■ WORK TO DO ■
Locate each line with the string "Maig" in the listing below and copy it.

■ Structured figure records ■
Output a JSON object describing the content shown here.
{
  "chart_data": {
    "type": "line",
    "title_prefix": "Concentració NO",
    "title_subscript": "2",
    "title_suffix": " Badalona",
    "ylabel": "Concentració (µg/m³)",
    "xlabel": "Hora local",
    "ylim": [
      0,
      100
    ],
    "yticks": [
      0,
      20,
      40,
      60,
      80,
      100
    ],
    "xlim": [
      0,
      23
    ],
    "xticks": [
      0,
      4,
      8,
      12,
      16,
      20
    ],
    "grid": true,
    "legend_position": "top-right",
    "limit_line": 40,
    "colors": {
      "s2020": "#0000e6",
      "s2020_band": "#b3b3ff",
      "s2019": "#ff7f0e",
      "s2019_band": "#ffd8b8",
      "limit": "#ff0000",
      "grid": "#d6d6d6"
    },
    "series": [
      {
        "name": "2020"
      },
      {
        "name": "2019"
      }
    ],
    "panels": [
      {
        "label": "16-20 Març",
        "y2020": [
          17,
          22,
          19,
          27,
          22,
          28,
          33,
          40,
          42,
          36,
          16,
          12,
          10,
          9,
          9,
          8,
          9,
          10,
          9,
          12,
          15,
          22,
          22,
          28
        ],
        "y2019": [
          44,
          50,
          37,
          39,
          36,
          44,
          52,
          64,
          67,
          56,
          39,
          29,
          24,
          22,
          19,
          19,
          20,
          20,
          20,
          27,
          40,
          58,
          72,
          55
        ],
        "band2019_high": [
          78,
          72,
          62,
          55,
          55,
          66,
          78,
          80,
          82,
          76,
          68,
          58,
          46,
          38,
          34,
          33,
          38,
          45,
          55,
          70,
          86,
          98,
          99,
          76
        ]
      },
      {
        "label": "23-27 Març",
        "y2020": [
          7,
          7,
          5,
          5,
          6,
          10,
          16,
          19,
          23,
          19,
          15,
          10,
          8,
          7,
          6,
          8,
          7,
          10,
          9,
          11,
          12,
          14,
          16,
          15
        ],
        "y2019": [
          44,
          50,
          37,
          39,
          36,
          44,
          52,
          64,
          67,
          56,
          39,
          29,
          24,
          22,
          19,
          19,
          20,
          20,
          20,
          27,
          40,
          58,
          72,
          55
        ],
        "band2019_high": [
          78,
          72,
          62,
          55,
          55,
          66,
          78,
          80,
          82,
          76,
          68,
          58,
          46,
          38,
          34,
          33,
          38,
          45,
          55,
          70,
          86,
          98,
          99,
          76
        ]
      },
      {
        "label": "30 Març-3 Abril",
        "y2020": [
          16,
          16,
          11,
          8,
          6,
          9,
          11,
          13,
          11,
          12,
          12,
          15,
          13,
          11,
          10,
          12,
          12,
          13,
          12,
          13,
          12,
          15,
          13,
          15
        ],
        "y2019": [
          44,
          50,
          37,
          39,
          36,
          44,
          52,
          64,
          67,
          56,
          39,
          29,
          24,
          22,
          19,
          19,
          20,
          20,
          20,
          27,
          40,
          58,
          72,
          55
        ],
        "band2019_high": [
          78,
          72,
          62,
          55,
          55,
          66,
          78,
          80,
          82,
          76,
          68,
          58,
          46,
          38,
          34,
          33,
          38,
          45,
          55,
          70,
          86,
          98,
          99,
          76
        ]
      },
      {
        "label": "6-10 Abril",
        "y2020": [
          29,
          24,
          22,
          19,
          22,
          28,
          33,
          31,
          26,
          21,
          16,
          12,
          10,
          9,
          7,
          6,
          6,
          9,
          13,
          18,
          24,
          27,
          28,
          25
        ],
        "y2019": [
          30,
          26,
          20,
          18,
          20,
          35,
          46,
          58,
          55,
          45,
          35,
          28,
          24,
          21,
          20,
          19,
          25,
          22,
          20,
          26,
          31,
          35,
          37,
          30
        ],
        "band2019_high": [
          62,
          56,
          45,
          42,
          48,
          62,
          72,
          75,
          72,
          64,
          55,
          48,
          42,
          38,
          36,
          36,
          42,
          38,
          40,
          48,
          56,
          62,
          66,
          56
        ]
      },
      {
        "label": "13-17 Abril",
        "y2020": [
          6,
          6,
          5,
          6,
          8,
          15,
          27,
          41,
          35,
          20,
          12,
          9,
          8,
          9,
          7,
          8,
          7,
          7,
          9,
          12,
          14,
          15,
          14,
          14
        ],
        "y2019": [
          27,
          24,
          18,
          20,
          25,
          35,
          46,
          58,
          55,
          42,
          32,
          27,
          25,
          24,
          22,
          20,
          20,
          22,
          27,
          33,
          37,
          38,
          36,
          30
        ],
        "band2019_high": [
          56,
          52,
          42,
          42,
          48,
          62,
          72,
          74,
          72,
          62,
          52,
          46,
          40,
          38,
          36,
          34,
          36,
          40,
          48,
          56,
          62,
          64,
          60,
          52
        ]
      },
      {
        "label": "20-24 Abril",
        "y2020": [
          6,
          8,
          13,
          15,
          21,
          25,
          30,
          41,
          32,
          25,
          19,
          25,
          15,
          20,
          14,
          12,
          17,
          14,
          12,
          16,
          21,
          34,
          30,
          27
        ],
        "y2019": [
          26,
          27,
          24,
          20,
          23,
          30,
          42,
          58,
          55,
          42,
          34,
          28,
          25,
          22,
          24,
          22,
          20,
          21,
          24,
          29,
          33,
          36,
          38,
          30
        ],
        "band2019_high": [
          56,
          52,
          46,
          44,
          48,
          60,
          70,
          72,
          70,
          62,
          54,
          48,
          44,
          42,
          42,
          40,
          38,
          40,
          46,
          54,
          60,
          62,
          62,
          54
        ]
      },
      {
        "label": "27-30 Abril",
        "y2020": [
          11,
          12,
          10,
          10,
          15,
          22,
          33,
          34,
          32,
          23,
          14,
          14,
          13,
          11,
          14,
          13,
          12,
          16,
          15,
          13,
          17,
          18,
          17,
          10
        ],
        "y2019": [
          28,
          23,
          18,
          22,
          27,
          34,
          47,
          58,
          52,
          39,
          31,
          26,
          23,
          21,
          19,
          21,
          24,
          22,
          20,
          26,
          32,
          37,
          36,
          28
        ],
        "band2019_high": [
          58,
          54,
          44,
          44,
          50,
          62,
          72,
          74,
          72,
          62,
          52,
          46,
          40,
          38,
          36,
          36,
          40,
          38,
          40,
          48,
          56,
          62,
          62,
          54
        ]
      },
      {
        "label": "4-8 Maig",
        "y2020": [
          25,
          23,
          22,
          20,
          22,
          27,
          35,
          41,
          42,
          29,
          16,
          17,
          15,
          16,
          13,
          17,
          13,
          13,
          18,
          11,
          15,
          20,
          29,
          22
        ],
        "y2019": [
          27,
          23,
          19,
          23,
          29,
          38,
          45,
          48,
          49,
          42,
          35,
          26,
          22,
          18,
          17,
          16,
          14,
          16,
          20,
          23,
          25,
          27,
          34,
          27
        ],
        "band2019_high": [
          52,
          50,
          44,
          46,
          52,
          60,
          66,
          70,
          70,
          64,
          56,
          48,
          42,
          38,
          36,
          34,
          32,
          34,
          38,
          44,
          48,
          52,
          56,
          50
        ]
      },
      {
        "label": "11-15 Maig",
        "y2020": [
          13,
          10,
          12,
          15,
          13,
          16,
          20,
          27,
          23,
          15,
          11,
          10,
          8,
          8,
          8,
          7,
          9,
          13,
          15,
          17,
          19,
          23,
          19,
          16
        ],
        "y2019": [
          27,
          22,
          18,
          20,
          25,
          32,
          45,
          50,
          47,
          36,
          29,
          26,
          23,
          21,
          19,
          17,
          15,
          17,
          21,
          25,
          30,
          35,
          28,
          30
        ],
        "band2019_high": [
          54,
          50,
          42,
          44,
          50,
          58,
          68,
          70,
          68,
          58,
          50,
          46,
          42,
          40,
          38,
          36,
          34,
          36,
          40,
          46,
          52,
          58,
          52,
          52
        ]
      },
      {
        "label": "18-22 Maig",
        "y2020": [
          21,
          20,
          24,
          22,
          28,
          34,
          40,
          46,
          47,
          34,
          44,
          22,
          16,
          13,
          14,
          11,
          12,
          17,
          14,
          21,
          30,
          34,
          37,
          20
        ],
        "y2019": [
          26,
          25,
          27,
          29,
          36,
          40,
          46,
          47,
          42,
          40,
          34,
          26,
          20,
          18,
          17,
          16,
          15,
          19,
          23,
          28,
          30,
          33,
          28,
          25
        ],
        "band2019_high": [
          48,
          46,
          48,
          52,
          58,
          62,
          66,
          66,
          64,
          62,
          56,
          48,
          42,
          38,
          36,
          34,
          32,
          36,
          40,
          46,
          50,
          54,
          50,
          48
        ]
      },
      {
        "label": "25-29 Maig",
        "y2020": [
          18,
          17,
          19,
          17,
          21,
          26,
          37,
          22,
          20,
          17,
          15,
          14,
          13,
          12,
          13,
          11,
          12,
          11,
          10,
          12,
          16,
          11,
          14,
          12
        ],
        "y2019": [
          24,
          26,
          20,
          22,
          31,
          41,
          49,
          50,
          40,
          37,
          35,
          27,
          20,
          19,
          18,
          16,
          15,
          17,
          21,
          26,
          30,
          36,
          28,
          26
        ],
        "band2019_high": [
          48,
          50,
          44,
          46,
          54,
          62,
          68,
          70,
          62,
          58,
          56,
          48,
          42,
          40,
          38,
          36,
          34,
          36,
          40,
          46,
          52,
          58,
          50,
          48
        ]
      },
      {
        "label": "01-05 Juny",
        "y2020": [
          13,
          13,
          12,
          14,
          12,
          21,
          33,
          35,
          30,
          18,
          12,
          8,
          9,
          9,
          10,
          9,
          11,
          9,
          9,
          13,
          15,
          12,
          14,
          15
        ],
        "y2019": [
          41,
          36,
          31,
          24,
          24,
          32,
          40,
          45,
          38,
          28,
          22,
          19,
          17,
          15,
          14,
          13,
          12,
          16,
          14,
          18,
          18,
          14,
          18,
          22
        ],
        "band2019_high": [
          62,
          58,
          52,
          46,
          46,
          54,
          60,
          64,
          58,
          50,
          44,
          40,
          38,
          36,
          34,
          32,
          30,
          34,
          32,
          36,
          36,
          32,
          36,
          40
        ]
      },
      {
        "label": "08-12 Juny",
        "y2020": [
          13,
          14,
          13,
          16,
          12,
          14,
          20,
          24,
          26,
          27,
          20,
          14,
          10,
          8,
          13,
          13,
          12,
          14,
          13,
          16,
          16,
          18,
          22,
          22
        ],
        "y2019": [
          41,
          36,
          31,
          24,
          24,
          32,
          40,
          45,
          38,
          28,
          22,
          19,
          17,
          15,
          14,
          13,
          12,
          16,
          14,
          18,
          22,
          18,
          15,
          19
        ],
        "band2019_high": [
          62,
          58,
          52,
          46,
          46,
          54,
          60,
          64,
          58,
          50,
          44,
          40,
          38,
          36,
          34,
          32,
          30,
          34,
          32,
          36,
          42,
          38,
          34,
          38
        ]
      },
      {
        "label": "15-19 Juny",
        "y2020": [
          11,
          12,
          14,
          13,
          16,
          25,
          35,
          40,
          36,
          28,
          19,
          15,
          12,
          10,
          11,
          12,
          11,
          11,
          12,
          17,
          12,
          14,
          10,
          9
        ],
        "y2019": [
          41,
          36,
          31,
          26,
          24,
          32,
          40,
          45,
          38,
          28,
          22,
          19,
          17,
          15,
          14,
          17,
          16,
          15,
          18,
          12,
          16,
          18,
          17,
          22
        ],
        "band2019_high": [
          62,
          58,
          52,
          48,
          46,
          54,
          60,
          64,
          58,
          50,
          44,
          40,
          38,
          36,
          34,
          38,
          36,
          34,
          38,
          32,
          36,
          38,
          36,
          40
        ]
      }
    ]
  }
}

■ REPLY ■
        "label": "4-8 Maig",
        "label": "11-15 Maig",
        "label": "18-22 Maig",
        "label": "25-29 Maig",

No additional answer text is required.